Track down the lines that contain "Belgium" and copy them.

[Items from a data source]
== == ==
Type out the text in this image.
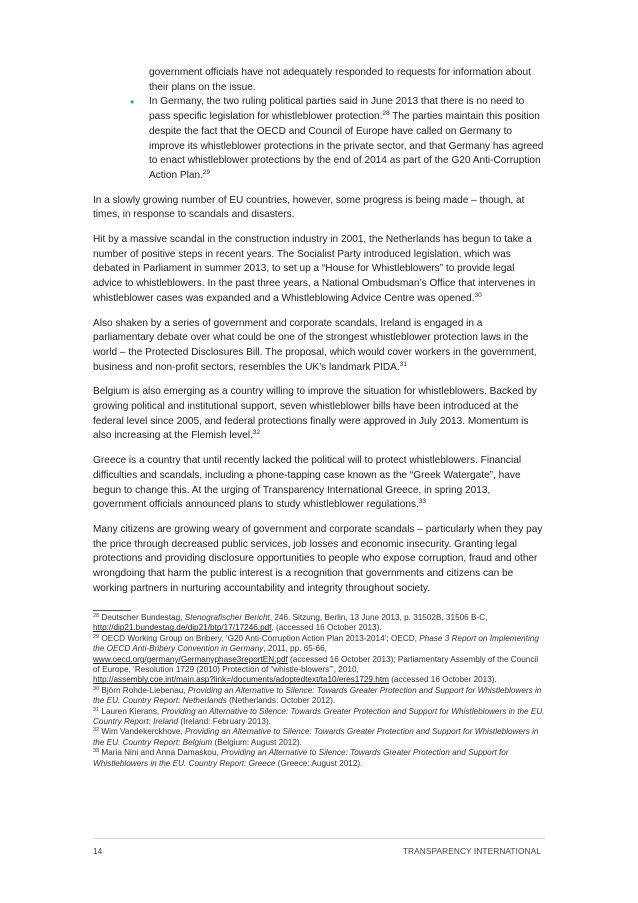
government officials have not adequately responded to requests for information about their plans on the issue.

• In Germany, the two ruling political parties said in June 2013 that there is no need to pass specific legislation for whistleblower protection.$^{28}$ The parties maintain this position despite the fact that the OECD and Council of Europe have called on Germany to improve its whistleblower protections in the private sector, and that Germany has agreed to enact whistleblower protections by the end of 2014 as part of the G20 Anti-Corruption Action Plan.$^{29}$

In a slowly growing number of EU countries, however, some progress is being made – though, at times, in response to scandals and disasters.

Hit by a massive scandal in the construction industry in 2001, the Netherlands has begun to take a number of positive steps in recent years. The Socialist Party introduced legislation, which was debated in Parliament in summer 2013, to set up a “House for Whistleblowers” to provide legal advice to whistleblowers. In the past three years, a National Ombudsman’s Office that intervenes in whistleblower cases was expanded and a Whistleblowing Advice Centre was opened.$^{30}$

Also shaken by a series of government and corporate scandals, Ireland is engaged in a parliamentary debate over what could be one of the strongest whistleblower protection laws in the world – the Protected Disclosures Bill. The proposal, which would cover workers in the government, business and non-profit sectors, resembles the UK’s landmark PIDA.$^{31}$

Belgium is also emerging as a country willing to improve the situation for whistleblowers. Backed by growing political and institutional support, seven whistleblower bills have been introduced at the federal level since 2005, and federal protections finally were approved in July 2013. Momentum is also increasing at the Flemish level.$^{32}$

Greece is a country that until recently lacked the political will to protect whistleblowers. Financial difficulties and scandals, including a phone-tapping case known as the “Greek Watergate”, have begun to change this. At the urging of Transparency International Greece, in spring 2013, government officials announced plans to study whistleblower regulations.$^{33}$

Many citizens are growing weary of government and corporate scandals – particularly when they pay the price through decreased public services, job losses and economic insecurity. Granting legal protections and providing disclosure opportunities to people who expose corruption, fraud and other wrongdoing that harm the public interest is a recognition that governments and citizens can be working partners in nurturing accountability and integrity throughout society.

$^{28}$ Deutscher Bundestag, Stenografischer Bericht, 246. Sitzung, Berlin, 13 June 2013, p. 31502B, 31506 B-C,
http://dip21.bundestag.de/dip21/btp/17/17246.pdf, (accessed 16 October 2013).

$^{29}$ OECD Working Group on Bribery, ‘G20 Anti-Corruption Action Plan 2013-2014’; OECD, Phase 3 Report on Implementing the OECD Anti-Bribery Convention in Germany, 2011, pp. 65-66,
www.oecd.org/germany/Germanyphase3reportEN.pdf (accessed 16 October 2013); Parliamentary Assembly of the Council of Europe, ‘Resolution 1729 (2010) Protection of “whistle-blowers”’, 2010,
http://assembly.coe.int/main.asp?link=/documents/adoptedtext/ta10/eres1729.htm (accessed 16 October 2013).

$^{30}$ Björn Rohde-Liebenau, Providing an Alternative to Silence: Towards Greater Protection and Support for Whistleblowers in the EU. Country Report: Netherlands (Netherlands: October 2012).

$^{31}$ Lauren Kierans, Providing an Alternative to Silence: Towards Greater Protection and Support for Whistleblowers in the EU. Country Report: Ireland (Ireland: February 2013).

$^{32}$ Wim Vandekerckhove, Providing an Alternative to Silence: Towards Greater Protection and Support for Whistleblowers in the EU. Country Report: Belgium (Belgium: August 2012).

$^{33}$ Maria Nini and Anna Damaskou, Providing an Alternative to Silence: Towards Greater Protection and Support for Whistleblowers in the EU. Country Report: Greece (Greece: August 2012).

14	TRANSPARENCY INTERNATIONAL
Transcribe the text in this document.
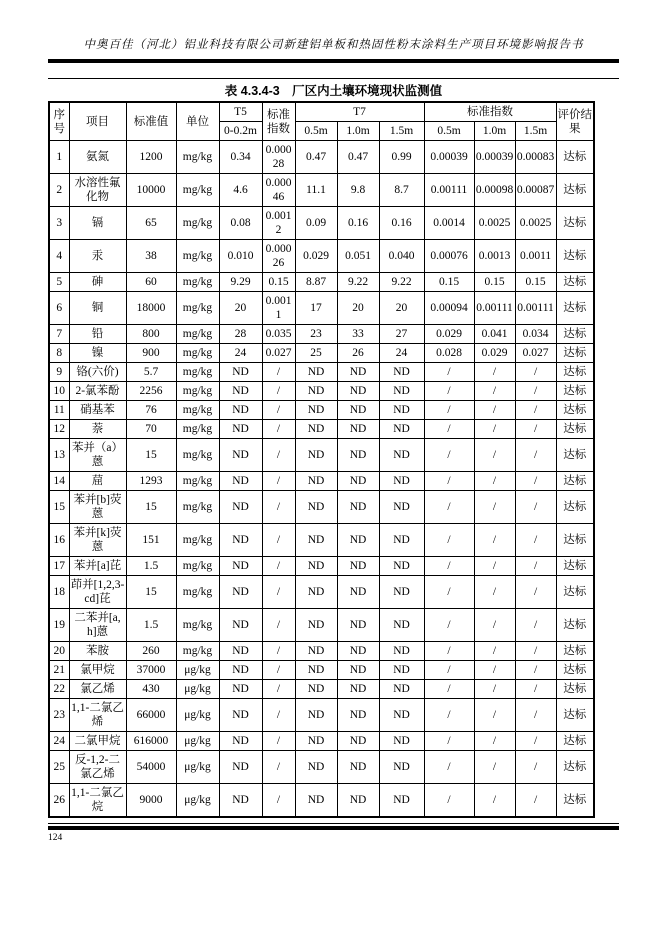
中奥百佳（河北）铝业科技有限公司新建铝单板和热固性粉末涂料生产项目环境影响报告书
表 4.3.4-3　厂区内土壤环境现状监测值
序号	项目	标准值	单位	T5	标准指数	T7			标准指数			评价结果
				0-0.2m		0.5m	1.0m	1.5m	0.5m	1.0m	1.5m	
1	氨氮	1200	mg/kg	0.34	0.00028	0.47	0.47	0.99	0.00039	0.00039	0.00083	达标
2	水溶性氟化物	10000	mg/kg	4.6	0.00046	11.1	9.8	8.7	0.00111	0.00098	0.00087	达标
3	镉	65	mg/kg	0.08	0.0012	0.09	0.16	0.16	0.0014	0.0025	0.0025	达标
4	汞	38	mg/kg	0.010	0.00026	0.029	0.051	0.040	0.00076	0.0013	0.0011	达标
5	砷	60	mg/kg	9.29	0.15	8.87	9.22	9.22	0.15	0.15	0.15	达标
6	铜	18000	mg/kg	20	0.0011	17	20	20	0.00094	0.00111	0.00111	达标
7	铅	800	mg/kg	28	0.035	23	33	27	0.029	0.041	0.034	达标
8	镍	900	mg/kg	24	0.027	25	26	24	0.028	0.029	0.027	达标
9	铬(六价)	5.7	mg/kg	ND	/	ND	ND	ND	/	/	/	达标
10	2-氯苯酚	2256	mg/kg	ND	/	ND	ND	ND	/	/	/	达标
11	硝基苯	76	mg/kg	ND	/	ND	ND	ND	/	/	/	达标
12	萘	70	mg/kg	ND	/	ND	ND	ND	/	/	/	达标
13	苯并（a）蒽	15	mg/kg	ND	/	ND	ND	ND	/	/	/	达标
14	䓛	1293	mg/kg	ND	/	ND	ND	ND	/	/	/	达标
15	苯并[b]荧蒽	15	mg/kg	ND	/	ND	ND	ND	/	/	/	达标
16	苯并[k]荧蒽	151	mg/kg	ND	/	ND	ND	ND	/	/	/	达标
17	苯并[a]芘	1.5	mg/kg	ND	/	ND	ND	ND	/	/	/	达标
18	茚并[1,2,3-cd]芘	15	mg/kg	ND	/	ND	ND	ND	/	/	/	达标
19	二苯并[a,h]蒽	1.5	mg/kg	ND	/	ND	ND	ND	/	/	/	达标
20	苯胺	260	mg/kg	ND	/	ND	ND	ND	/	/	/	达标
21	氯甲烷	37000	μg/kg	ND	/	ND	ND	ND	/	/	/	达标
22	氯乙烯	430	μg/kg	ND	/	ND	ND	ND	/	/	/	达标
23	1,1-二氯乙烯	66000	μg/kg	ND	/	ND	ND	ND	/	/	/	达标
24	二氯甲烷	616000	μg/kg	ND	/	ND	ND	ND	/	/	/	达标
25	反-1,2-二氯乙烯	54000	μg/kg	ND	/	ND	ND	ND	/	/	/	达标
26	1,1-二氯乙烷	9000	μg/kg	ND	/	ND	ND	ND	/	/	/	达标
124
== == ==
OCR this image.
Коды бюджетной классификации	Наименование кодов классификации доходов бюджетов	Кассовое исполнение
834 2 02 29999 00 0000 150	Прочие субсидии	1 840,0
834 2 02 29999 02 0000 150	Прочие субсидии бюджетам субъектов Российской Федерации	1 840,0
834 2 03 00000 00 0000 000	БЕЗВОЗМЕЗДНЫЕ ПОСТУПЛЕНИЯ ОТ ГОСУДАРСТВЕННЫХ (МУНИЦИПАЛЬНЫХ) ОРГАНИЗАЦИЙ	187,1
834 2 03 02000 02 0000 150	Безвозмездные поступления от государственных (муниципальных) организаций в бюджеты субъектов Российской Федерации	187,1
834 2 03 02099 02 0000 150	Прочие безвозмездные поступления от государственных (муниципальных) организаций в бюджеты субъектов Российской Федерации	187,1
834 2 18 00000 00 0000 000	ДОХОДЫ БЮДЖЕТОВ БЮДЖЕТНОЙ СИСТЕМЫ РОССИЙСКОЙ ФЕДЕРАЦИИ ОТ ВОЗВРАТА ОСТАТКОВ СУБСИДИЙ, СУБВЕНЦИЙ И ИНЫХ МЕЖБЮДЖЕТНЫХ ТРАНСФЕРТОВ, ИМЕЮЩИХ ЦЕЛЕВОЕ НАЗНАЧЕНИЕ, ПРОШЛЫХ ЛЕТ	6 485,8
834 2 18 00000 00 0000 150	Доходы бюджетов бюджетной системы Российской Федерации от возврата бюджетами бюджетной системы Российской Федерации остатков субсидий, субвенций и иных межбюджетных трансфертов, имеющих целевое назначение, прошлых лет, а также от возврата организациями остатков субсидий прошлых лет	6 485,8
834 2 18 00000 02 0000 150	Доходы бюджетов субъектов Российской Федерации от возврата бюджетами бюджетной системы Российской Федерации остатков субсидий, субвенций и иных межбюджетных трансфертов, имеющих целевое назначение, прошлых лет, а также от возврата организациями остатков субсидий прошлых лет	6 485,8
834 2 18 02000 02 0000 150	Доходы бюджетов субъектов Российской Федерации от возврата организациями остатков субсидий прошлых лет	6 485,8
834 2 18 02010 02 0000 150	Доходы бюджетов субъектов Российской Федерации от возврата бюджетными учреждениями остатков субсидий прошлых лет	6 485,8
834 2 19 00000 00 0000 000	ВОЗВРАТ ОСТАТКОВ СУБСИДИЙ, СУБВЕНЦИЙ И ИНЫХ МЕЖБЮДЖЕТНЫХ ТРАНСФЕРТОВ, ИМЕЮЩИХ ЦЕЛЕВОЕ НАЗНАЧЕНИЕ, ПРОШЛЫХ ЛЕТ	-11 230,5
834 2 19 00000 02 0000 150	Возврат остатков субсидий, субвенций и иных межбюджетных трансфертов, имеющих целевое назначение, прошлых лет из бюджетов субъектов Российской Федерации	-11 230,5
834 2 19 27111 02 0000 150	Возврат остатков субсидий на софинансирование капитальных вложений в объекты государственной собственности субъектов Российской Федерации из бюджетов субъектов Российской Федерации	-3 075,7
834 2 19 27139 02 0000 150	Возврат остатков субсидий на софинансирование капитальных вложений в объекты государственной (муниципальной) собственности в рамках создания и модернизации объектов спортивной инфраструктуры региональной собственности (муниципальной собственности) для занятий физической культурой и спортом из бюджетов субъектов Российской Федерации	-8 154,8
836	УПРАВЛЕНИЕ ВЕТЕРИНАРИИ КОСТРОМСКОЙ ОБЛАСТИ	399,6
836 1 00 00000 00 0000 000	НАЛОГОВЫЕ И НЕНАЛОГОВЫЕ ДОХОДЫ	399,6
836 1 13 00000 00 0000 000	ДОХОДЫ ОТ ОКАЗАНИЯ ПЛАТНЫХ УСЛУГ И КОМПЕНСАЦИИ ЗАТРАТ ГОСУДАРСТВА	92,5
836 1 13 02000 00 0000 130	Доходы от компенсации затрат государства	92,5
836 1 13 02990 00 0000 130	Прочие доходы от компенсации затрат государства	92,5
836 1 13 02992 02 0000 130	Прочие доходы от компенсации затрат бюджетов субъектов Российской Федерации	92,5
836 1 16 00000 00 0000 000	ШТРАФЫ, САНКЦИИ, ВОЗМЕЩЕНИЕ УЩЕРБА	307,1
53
== == ==
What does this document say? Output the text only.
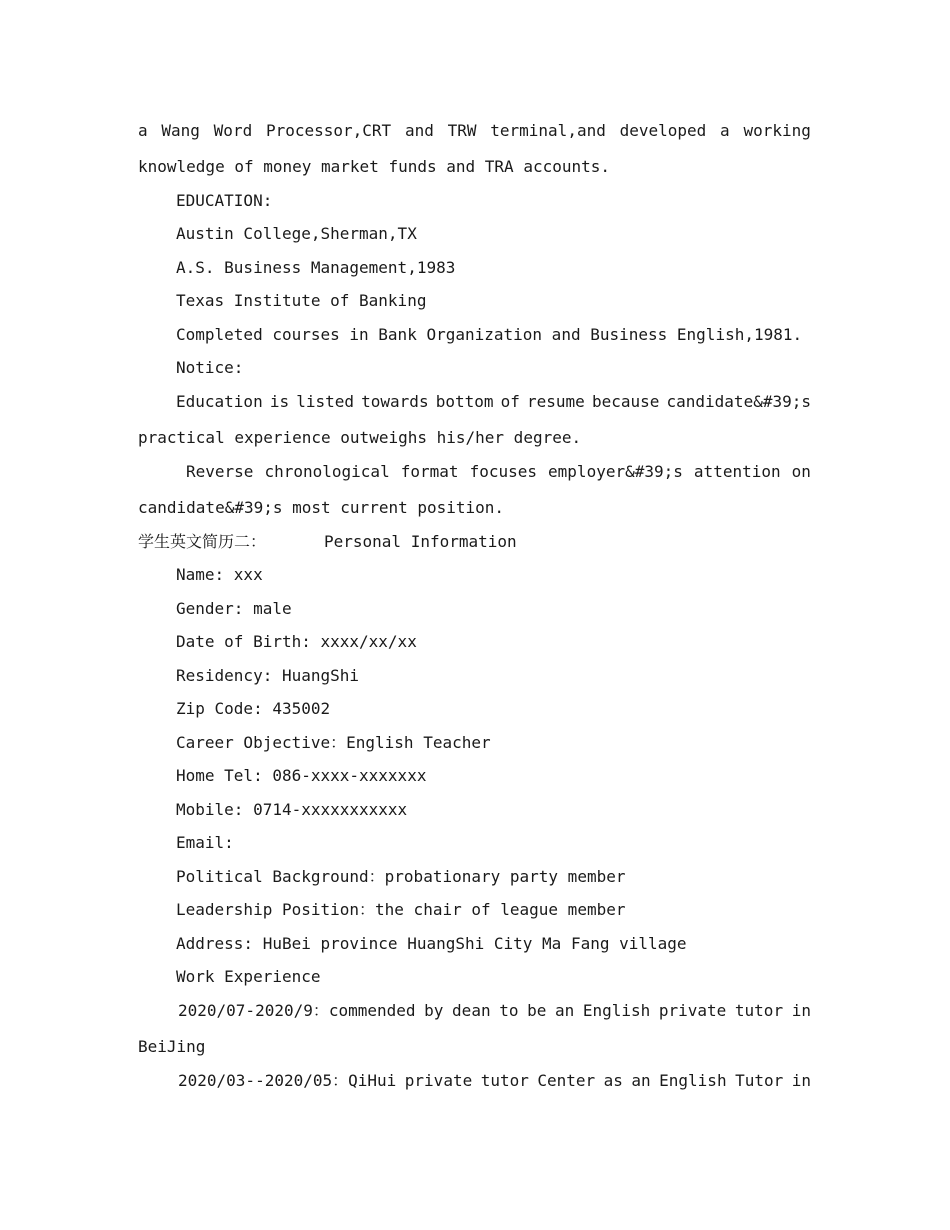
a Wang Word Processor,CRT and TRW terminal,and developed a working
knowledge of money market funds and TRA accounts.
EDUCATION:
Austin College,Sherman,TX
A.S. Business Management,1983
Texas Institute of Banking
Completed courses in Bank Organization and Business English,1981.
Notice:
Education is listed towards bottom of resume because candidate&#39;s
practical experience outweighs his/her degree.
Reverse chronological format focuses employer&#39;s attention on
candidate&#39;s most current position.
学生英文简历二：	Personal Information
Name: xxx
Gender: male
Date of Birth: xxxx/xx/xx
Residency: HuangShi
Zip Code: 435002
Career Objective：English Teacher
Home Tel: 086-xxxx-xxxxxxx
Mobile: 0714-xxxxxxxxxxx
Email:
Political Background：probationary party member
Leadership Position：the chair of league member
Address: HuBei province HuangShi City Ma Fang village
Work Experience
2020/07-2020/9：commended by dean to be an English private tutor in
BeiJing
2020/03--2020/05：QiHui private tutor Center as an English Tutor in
== == ==
_OUTPUT_
Belgium is also emerging as a country willing to improve the situation for whistleblowers. Backed by growing political and institutional support, seven whistleblower bills have been introduced at the federal level since 2005, and federal protections finally were approved in July 2013. Momentum is also increasing at the Flemish level.$^{32}$
$^{32}$ Wim Vandekerckhove, Providing an Alternative to Silence: Towards Greater Protection and Support for Whistleblowers in the EU. Country Report: Belgium (Belgium: August 2012).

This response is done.